• [WORK TO BE COMPLETED]: Type the records out again in full, exactly.

• [SOURCE DATA]:
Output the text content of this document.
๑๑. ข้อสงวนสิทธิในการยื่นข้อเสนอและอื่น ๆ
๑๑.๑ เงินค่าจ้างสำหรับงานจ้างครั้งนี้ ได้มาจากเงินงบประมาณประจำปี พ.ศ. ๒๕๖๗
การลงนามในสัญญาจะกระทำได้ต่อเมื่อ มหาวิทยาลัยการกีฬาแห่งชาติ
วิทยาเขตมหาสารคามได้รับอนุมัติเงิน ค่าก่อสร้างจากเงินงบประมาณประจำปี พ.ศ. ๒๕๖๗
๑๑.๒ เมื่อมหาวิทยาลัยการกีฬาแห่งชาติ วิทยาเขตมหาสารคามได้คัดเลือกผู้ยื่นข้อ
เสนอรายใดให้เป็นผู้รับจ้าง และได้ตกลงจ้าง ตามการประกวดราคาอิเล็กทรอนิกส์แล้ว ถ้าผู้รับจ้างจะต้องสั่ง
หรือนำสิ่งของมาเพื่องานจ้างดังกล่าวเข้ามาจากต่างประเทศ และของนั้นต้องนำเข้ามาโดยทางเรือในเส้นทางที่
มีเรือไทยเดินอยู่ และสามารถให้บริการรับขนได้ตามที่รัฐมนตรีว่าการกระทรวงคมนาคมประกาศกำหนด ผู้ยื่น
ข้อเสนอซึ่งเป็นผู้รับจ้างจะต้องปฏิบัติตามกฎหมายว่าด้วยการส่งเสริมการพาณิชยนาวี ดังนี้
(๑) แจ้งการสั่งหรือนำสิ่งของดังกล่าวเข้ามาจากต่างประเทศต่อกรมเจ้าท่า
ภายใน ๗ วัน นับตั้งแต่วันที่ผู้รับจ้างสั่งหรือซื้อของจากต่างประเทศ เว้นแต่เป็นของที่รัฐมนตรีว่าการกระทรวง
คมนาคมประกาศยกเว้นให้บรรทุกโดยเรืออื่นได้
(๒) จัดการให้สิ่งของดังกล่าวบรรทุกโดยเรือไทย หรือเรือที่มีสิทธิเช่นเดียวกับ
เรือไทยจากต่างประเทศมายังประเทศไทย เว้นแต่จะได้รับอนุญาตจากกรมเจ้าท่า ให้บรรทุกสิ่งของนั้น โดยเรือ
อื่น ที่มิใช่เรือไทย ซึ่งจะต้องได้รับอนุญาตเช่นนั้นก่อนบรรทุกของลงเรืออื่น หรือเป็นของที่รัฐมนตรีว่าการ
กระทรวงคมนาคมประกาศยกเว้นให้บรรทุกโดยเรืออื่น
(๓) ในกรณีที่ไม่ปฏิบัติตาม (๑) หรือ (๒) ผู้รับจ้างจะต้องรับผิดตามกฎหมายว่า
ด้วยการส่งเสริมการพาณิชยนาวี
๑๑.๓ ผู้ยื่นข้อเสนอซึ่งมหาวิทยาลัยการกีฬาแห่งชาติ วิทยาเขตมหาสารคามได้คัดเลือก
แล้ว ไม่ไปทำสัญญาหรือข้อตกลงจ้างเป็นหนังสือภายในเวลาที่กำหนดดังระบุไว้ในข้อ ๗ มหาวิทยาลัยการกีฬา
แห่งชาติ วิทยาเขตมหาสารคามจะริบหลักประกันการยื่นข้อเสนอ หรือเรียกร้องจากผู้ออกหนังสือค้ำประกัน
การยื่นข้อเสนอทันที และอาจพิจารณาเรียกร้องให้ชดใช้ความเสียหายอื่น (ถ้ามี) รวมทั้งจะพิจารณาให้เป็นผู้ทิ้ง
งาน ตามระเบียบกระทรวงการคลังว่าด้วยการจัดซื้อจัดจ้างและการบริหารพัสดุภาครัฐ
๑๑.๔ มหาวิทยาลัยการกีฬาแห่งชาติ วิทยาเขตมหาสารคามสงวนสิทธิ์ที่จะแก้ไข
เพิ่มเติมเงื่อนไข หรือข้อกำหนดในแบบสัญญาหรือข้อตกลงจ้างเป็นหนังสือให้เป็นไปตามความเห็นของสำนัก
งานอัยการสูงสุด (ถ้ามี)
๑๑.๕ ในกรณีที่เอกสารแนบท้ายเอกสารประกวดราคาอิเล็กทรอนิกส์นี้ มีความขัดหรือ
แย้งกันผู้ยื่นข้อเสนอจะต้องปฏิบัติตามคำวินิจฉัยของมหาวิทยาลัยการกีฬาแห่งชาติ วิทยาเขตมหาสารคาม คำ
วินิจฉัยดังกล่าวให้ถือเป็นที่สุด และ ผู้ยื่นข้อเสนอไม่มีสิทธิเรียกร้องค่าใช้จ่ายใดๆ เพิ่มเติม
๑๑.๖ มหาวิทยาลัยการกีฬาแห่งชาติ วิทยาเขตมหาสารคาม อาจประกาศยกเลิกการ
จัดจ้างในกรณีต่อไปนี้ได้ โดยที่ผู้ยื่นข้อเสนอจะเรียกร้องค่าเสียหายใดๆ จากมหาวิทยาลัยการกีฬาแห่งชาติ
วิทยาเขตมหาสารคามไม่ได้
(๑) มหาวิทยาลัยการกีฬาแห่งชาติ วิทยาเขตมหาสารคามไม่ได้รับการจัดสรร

• [RESPONSE BELOW]:
Output the text content of this document.
๑๑. ข้อสงวนสิทธิในการยื่นข้อเสนอและอื่น ๆ
๑๑.๑ เงินค่าจ้างสำหรับงานจ้างครั้งนี้ ได้มาจากเงินงบประมาณประจำปี พ.ศ. ๒๕๖๗
การลงนามในสัญญาจะกระทำได้ต่อเมื่อ มหาวิทยาลัยการกีฬาแห่งชาติ
วิทยาเขตมหาสารคามได้รับอนุมัติเงิน ค่าก่อสร้างจากเงินงบประมาณประจำปี พ.ศ. ๒๕๖๗
๑๑.๒ เมื่อมหาวิทยาลัยการกีฬาแห่งชาติ วิทยาเขตมหาสารคามได้คัดเลือกผู้ยื่นข้อ
เสนอรายใดให้เป็นผู้รับจ้าง และได้ตกลงจ้าง ตามการประกวดราคาอิเล็กทรอนิกส์แล้ว ถ้าผู้รับจ้างจะต้องสั่ง
หรือนำสิ่งของมาเพื่องานจ้างดังกล่าวเข้ามาจากต่างประเทศ และของนั้นต้องนำเข้ามาโดยทางเรือในเส้นทางที่
มีเรือไทยเดินอยู่ และสามารถให้บริการรับขนได้ตามที่รัฐมนตรีว่าการกระทรวงคมนาคมประกาศกำหนด ผู้ยื่น
ข้อเสนอซึ่งเป็นผู้รับจ้างจะต้องปฏิบัติตามกฎหมายว่าด้วยการส่งเสริมการพาณิชยนาวี ดังนี้
(๑) แจ้งการสั่งหรือนำสิ่งของดังกล่าวเข้ามาจากต่างประเทศต่อกรมเจ้าท่า
ภายใน ๗ วัน นับตั้งแต่วันที่ผู้รับจ้างสั่งหรือซื้อของจากต่างประเทศ เว้นแต่เป็นของที่รัฐมนตรีว่าการกระทรวง
คมนาคมประกาศยกเว้นให้บรรทุกโดยเรืออื่นได้
(๒) จัดการให้สิ่งของดังกล่าวบรรทุกโดยเรือไทย หรือเรือที่มีสิทธิเช่นเดียวกับ
เรือไทยจากต่างประเทศมายังประเทศไทย เว้นแต่จะได้รับอนุญาตจากกรมเจ้าท่า ให้บรรทุกสิ่งของนั้น โดยเรือ
อื่น ที่มิใช่เรือไทย ซึ่งจะต้องได้รับอนุญาตเช่นนั้นก่อนบรรทุกของลงเรืออื่น หรือเป็นของที่รัฐมนตรีว่าการ
กระทรวงคมนาคมประกาศยกเว้นให้บรรทุกโดยเรืออื่น
(๓) ในกรณีที่ไม่ปฏิบัติตาม (๑) หรือ (๒) ผู้รับจ้างจะต้องรับผิดตามกฎหมายว่า
ด้วยการส่งเสริมการพาณิชยนาวี
๑๑.๓ ผู้ยื่นข้อเสนอซึ่งมหาวิทยาลัยการกีฬาแห่งชาติ วิทยาเขตมหาสารคามได้คัดเลือก
แล้ว ไม่ไปทำสัญญาหรือข้อตกลงจ้างเป็นหนังสือภายในเวลาที่กำหนดดังระบุไว้ในข้อ ๗ มหาวิทยาลัยการกีฬา
แห่งชาติ วิทยาเขตมหาสารคามจะริบหลักประกันการยื่นข้อเสนอ หรือเรียกร้องจากผู้ออกหนังสือค้ำประกัน
การยื่นข้อเสนอทันที และอาจพิจารณาเรียกร้องให้ชดใช้ความเสียหายอื่น (ถ้ามี) รวมทั้งจะพิจารณาให้เป็นผู้ทิ้ง
งาน ตามระเบียบกระทรวงการคลังว่าด้วยการจัดซื้อจัดจ้างและการบริหารพัสดุภาครัฐ
๑๑.๔ มหาวิทยาลัยการกีฬาแห่งชาติ วิทยาเขตมหาสารคามสงวนสิทธิ์ที่จะแก้ไข
เพิ่มเติมเงื่อนไข หรือข้อกำหนดในแบบสัญญาหรือข้อตกลงจ้างเป็นหนังสือให้เป็นไปตามความเห็นของสำนัก
งานอัยการสูงสุด (ถ้ามี)
๑๑.๕ ในกรณีที่เอกสารแนบท้ายเอกสารประกวดราคาอิเล็กทรอนิกส์นี้ มีความขัดหรือ
แย้งกันผู้ยื่นข้อเสนอจะต้องปฏิบัติตามคำวินิจฉัยของมหาวิทยาลัยการกีฬาแห่งชาติ วิทยาเขตมหาสารคาม คำ
วินิจฉัยดังกล่าวให้ถือเป็นที่สุด และ ผู้ยื่นข้อเสนอไม่มีสิทธิเรียกร้องค่าใช้จ่ายใดๆ เพิ่มเติม
๑๑.๖ มหาวิทยาลัยการกีฬาแห่งชาติ วิทยาเขตมหาสารคาม อาจประกาศยกเลิกการ
จัดจ้างในกรณีต่อไปนี้ได้ โดยที่ผู้ยื่นข้อเสนอจะเรียกร้องค่าเสียหายใดๆ จากมหาวิทยาลัยการกีฬาแห่งชาติ
วิทยาเขตมหาสารคามไม่ได้
(๑) มหาวิทยาลัยการกีฬาแห่งชาติ วิทยาเขตมหาสารคามไม่ได้รับการจัดสรร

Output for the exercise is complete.